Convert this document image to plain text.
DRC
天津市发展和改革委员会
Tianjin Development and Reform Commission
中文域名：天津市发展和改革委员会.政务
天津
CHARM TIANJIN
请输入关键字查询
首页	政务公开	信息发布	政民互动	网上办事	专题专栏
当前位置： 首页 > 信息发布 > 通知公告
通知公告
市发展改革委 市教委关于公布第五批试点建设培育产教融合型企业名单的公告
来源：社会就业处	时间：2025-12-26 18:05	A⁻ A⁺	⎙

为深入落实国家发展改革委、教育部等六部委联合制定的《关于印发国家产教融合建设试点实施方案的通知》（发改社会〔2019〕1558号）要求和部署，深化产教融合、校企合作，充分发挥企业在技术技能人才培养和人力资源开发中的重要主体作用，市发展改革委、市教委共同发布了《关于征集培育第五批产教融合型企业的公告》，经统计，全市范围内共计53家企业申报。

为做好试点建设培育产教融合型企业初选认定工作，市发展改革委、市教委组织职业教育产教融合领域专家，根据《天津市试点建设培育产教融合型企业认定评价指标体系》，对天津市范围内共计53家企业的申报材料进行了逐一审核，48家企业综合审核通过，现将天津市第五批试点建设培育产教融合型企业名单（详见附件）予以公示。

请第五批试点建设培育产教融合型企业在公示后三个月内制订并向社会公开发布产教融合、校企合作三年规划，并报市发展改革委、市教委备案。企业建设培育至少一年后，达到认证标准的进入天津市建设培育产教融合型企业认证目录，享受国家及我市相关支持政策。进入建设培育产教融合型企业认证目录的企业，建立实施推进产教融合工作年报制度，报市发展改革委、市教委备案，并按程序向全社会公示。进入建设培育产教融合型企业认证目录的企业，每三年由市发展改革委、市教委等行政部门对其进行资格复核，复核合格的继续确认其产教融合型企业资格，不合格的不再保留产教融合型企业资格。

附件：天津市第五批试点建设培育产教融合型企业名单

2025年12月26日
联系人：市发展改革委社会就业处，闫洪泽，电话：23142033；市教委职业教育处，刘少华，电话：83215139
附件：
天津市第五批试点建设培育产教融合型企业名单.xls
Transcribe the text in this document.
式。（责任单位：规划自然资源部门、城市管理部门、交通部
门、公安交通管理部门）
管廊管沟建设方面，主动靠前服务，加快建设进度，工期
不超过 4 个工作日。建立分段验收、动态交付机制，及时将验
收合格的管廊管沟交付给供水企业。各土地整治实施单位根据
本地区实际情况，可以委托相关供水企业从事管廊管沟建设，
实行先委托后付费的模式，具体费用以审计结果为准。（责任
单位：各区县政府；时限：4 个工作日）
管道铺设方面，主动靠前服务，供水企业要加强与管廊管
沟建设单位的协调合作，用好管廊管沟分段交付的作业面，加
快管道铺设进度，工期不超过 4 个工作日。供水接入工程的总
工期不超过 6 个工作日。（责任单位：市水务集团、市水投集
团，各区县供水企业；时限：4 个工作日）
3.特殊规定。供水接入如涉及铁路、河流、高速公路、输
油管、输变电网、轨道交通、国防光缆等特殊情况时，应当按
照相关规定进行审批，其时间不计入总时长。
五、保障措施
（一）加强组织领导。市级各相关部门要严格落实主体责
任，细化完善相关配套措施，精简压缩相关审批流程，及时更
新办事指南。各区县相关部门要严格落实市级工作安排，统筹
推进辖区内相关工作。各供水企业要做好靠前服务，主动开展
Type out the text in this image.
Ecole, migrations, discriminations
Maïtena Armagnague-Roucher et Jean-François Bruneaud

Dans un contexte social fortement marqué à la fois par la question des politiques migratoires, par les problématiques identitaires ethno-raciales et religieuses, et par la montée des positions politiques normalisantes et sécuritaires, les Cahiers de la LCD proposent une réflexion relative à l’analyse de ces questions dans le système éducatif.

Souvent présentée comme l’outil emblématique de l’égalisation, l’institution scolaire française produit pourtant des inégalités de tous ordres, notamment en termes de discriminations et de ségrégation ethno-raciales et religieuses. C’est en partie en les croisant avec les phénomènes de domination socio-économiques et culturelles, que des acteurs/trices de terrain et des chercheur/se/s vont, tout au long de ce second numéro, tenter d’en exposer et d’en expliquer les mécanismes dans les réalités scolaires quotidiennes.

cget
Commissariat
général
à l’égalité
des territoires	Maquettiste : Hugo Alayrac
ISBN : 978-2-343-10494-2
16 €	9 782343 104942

- - - - - - -

== Problem to work on ==
Tell how many lines of the records above hold the string "this". Give no other text.

== Reply to the task ==
3